#### Selected passage:
********************

Sunday, May 27, 2007

Day of Pentecost C

St. Paul's Episcopal Church, Meridian

Acts 2:1-11; Psalm 104:25-37; 1 Corinthians 12:4-13; John 20:19-23

What do you get when you cross a New Yorker with someone from the Massachusetts coast and then send them to raise a family in the Deep South? A friend recently emailed me a link to an online quiz called, “What American Accent Do You Have?” She’s from Minnesota, and was indeed rated as having Midlands accent, which the quiz said was the same thing as having no accent at all. I started answering the questions: “When you say the words ‘c-o-t’ and ‘c-a-u-g-h-t’, do they A) sound the same, B) sound different, or C) sound the same-ish, but a little different?” How about ‘d-o-n’ and ‘d-a-w-n’? What about ‘M-a-r-y’, ‘m-e-r-r-y’, and ‘m-a-r-r-y’?

Now, while my dad grew up in New York and my mom’s parents also met up North, their entire married life was spent down South, and I have lived all but three years of my life in the South. So of course, when I clicked the button to submit my answers, I was rated as having a...Boston accent. I don’t hear it, but then again maybe this could explain why I’m far more likely to dump out a glass of iced tea than to drink it...

Most of the time (myself apparently an exception) the language that we speak, or the dialect within a language, or the accent that shapes our sounding out of words shapes also who we are, how we fit in the cacophony of humanity. Listen to someone speak, and if you’re well-trained in linguistics or at least in stereotypes, you can probably guess where that person is from, sometimes down to a very small geographic area. In 1951, linguist Robert Pittman classified 46 distinct languages in a work he called his “ethnologue”. Today’s 15th edition of that work documents nearly 7300 distinct languages worldwide. Of those, almost 500 are threatened with language extinction, because fewer than 50 people speak them.

Language is at once fascinating and frustrating. It is many-faceted, reflecting an array of alphabets, word meanings, sentence structures, dialects, accents and inflections. Language is what makes communication possible; but it can also be what inhibits communication. It can clarify and confound, integrate and isolate, draw people together and divide them apart. Even within a common language, accents make us sound different (what American accent do you have?), words can carry different meanings, and meanings can be conveyed by different words.

How like language is our dear Anglican church today. Even within a church of common prayer, we are divided by what we say, by how and to whom we truly listen, and by the different meanings we hear conveyed by the Word of God. How hopeful are the words that introduce readings from scripture in some of our newer liturgical resources: Hear what the Spirit is saying to God’s people…

Long before the gale force of the Holy Spirit filled the disciples’ lungs and lit a fire under their feet (or over their heads, as it were), the Feast of Pentecost was a Feast of Many Languages. It began as a harvest festival, an offering of first fruits; after the Babylonian exile, when the Jewish people were widely scattered, it became a festival of salvation, a celebration of the giving of the law at Mt. Sinai some 50 days (from which came the Greek name, pentekostos) following the night of the Passover, the night when God mightily freed them from slavery in Egypt and set them about the task of learning to be God’s people in and for the world. At Pentecost, Jews traveled from wherever the winds of life had blown them back to Jerusalem, where they feasted together with their sisters and brothers who spoke now many languages and led vastly different lives, but who understood a common language of covenant and of what it means to be chosen and beloved of God. All were invited to the Pentecost feast, from those at the center of society to those on its outermost margins – women and men, young and old, rich and poor, servant and free, Parthians and Medes, Judeans and Romans, Phrygians and Pamphylians…all were invited.

********************

#### Extracted material:
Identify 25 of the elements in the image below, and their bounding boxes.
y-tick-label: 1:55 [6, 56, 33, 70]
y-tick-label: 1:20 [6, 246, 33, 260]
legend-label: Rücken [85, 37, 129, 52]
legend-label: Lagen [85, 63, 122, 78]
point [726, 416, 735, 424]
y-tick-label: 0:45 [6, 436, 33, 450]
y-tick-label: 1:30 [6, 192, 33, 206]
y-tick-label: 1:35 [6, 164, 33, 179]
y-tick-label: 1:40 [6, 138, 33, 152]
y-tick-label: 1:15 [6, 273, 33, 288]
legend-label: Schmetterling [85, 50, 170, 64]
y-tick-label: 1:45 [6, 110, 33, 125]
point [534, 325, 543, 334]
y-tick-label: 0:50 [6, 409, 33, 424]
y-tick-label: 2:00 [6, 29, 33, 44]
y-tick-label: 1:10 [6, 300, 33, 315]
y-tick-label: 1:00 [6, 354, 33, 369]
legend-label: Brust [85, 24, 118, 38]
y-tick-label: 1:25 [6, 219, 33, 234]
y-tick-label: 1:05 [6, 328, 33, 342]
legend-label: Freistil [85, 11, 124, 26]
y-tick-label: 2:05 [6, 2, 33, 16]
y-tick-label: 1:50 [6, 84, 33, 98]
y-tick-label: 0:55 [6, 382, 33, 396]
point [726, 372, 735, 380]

********************

#### The tasks:
**1)** Please reproduce the Pentecost sermon from "Acts 2:1-11; Psalm" up to and including "about ‘M-a-r-y’, ‘m-e-r-r-y’, and ‘m-a-r-r-y’?".
**2)** Carry the Pentecost sermon forward, starting after its final sentence.

#### Written answers:
**1)**
Acts 2:1-11; Psalm 104:25-37; 1 Corinthians 12:4-13; John 20:19-23

What do you get when you cross a New Yorker with someone from the Massachusetts coast and then send them to raise a family in the Deep South? A friend recently emailed me a link to an online quiz called, “What American Accent Do You Have?” She’s from Minnesota, and was indeed rated as having Midlands accent, which the quiz said was the same thing as having no accent at all. I started answering the questions: “When you say the words ‘c-o-t’ and ‘c-a-u-g-h-t’, do they A) sound the same, B) sound different, or C) sound the same-ish, but a little different?” How about ‘d-o-n’ and ‘d-a-w-n’? What about ‘M-a-r-y’, ‘m-e-r-r-y’, and ‘m-a-r-r-y’?

**2)**
The disciples of Jesus were in Jerusalem because the risen Jesus had told them to wait there for the Spirit of God to fill them with the heart and breath they needed to begin the work of being Good News bearers. But as faithful Jews, they would probably have been in Jerusalem anyway for the great feast, loudly praising God for the ancient words of covenant God spoke to Moses: I am the Lord, a God merciful and gracious, slow to anger, and abounding in steadfast love and faithfulness, keeping steadfast love for the thousandth generation, forgiving iniquity and transgression and sin. (Ex. 34:6-7) How new those ancient words must have sounded to the wondering, waiting disciples, infused with all they had seen and heard and experienced in the presence of Jesus Christ.

When the day of Pentecost had come, Luke writes, the disciples were all together in one place. And suddenly from heaven there came a sound like the rush of a violent wind, and it filled the entire house where they were sitting. Divided tongues, as of fire, appeared among them, and a tongue rested on each of them. All of them were filled with the Holy Spirit and began to speak in other languages, as the Spirit gave them ability…At this sound the crowd gathered and was bewildered, because each one heard them speaking in the native language of each. (Acts 2:1-6)

What do you get when you cross a familiar story from scripture with a new hearing of it and send it to live deep in yourself? That the Pentecost event Christians celebrate contains a miracle of speaking is evident – many of our sisters and brothers the world over today heard the gospel read as the joyful noise of a variety of languages and translations. The Holy Spirit did indeed mightily fill the disciples with the heart and breath they needed to speak of God’s wide-embracing love for all people of every nation under heaven. But listen, then, the Pentecost Christians celebrate contains also the miracle of hearing and understanding and receiving that Good News. When all was said and done that day, Luke writes, those who welcomed the message were baptized, and that day about three thousand persons were added. They devoted themselves to the apostles’ teaching and fellowship, to the breaking of bread and the prayers. (Acts 2:41, 42)

And so Pentecost remains a Feast of Languages. It remains a festival of salvation, not just now for one people but for all people. It remains a celebration of the law, of how to be God’s people in and for the world, now given a new shape by Jesus who said, I give you a new commandment, that you love one another as I have loved you. (John 15:12) The Holy Spirit gives us the ability to speak, and the Holy Spirit gives us the ability to hear and understand and receive the Word of God at times and in places and from people we might not expect.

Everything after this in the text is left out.